# Work instructions
Exactly reproduce the entries, dropping any pictures from your copy.

##### Record set

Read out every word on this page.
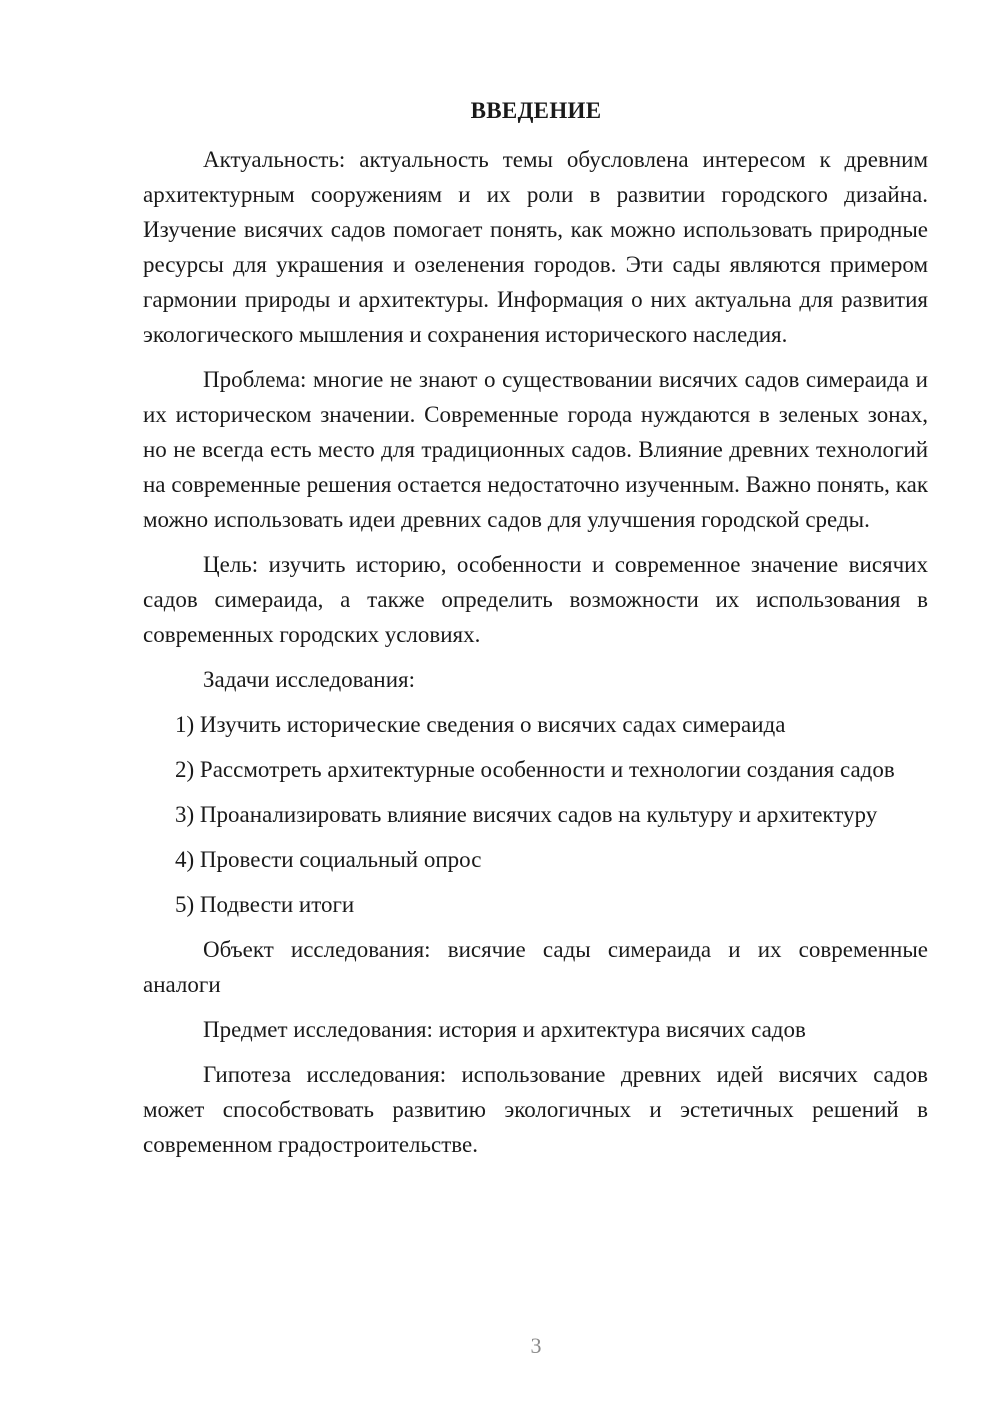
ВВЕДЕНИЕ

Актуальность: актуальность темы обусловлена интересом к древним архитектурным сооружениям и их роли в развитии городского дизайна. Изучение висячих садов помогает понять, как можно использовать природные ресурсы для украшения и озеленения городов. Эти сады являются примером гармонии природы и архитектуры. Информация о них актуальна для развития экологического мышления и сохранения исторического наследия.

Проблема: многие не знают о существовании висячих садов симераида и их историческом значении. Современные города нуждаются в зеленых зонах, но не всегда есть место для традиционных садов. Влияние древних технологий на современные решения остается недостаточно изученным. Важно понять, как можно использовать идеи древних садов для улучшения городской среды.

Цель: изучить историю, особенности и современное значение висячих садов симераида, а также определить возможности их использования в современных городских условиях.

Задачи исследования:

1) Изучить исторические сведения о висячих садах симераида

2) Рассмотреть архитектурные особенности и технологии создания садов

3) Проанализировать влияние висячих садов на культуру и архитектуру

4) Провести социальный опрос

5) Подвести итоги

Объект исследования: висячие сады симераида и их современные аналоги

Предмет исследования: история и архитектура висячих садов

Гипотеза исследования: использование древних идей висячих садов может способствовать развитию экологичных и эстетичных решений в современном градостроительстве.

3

##########

# Task response
Read out every word on this page.
ВВЕДЕНИЕ

Актуальность: актуальность темы обусловлена интересом к древним архитектурным сооружениям и их роли в развитии городского дизайна. Изучение висячих садов помогает понять, как можно использовать природные ресурсы для украшения и озеленения городов. Эти сады являются примером гармонии природы и архитектуры. Информация о них актуальна для развития экологического мышления и сохранения исторического наследия.

Проблема: многие не знают о существовании висячих садов симераида и их историческом значении. Современные города нуждаются в зеленых зонах, но не всегда есть место для традиционных садов. Влияние древних технологий на современные решения остается недостаточно изученным. Важно понять, как можно использовать идеи древних садов для улучшения городской среды.

Цель: изучить историю, особенности и современное значение висячих садов симераида, а также определить возможности их использования в современных городских условиях.

Задачи исследования:

1) Изучить исторические сведения о висячих садах симераида

2) Рассмотреть архитектурные особенности и технологии создания садов

3) Проанализировать влияние висячих садов на культуру и архитектуру

4) Провести социальный опрос

5) Подвести итоги

Объект исследования: висячие сады симераида и их современные аналоги

Предмет исследования: история и архитектура висячих садов

Гипотеза исследования: использование древних идей висячих садов может способствовать развитию экологичных и эстетичных решений в современном градостроительстве.

3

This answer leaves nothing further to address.